### Written task
Copy out each line that includes the word "ichimlik".

### Data entries
******************************

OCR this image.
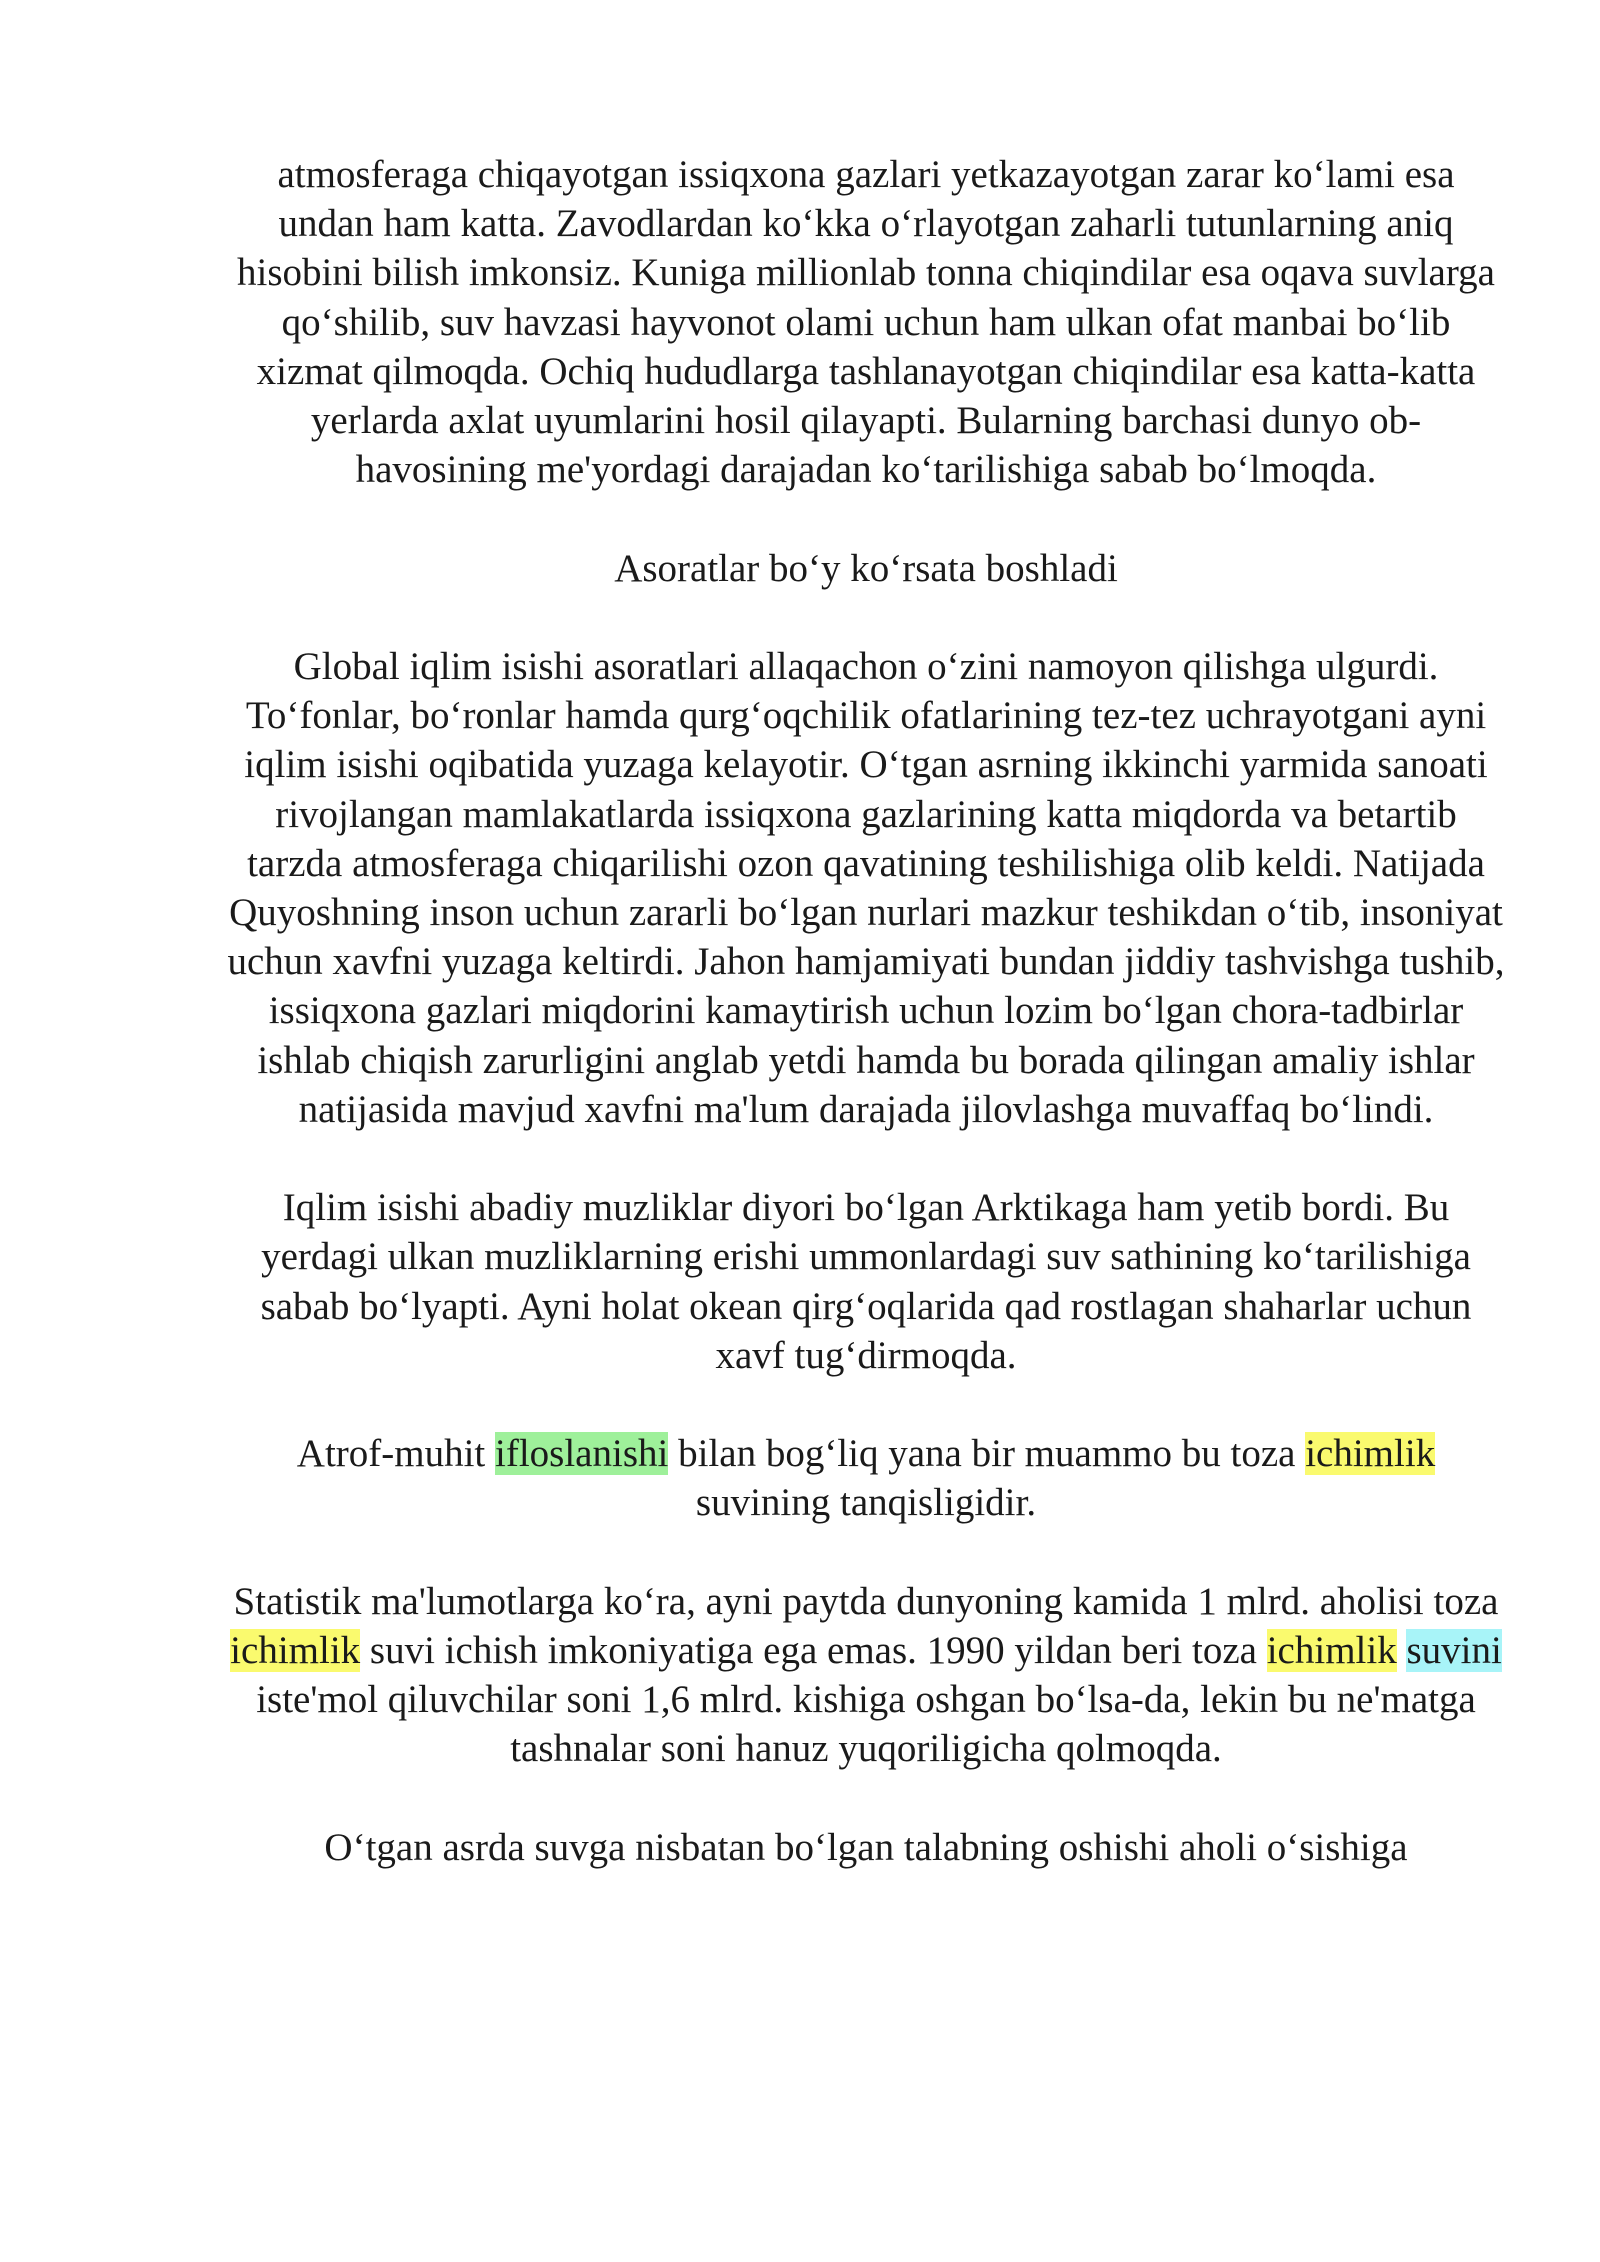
atmosferaga chiqayotgan issiqxona gazlari yetkazayotgan zarar koʻlami esa undan ham katta. Zavodlardan koʻkka oʻrlayotgan zaharli tutunlarning aniq hisobini bilish imkonsiz. Kuniga millionlab tonna chiqindilar esa oqava suvlarga qoʻshilib, suv havzasi hayvonot olami uchun ham ulkan ofat manbai boʻlib xizmat qilmoqda. Ochiq hududlarga tashlanayotgan chiqindilar esa katta-katta yerlarda axlat uyumlarini hosil qilayapti. Bularning barchasi dunyo ob-havosining me'yordagi darajadan koʻtarilishiga sabab boʻlmoqda.

Asoratlar boʻy koʻrsata boshladi

Global iqlim isishi asoratlari allaqachon oʻzini namoyon qilishga ulgurdi. Toʻfonlar, boʻronlar hamda qurgʻoqchilik ofatlarining tez-tez uchrayotgani ayni iqlim isishi oqibatida yuzaga kelayotir. Oʻtgan asrning ikkinchi yarmida sanoati rivojlangan mamlakatlarda issiqxona gazlarining katta miqdorda va betartib tarzda atmosferaga chiqarilishi ozon qavatining teshilishiga olib keldi. Natijada Quyoshning inson uchun zararli boʻlgan nurlari mazkur teshikdan oʻtib, insoniyat uchun xavfni yuzaga keltirdi. Jahon hamjamiyati bundan jiddiy tashvishga tushib, issiqxona gazlari miqdorini kamaytirish uchun lozim boʻlgan chora-tadbirlar ishlab chiqish zarurligini anglab yetdi hamda bu borada qilingan amaliy ishlar natijasida mavjud xavfni ma'lum darajada jilovlashga muvaffaq boʻlindi.

Iqlim isishi abadiy muzliklar diyori boʻlgan Arktikaga ham yetib bordi. Bu yerdagi ulkan muzliklarning erishi ummonlardagi suv sathining koʻtarilishiga sabab boʻlyapti. Ayni holat okean qirgʻoqlarida qad rostlagan shaharlar uchun xavf tugʻdirmoqda.

Atrof-muhit ifloslanishi bilan bogʻliq yana bir muammo bu toza ichimlik suvining tanqisligidir.

Statistik ma'lumotlarga koʻra, ayni paytda dunyoning kamida 1 mlrd. aholisi toza ichimlik suvi ichish imkoniyatiga ega emas. 1990 yildan beri toza ichimlik suvini iste'mol qiluvchilar soni 1,6 mlrd. kishiga oshgan boʻlsa-da, lekin bu ne'matga tashnalar soni hanuz yuqoriligicha qolmoqda.

Oʻtgan asrda suvga nisbatan boʻlgan talabning oshishi aholi oʻsishiga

******************************

### Exercise response
Atrof-muhit ifloslanishi bilan bogʻliq yana bir muammo bu toza ichimlik suvining tanqisligidir.
Statistik ma'lumotlarga koʻra, ayni paytda dunyoning kamida 1 mlrd. aholisi toza ichimlik suvi ichish imkoniyatiga ega emas. 1990 yildan beri toza ichimlik suvini iste'mol qiluvchilar soni 1,6 mlrd. kishiga oshgan boʻlsa-da, lekin bu ne'matga tashnalar soni hanuz yuqoriligicha qolmoqda.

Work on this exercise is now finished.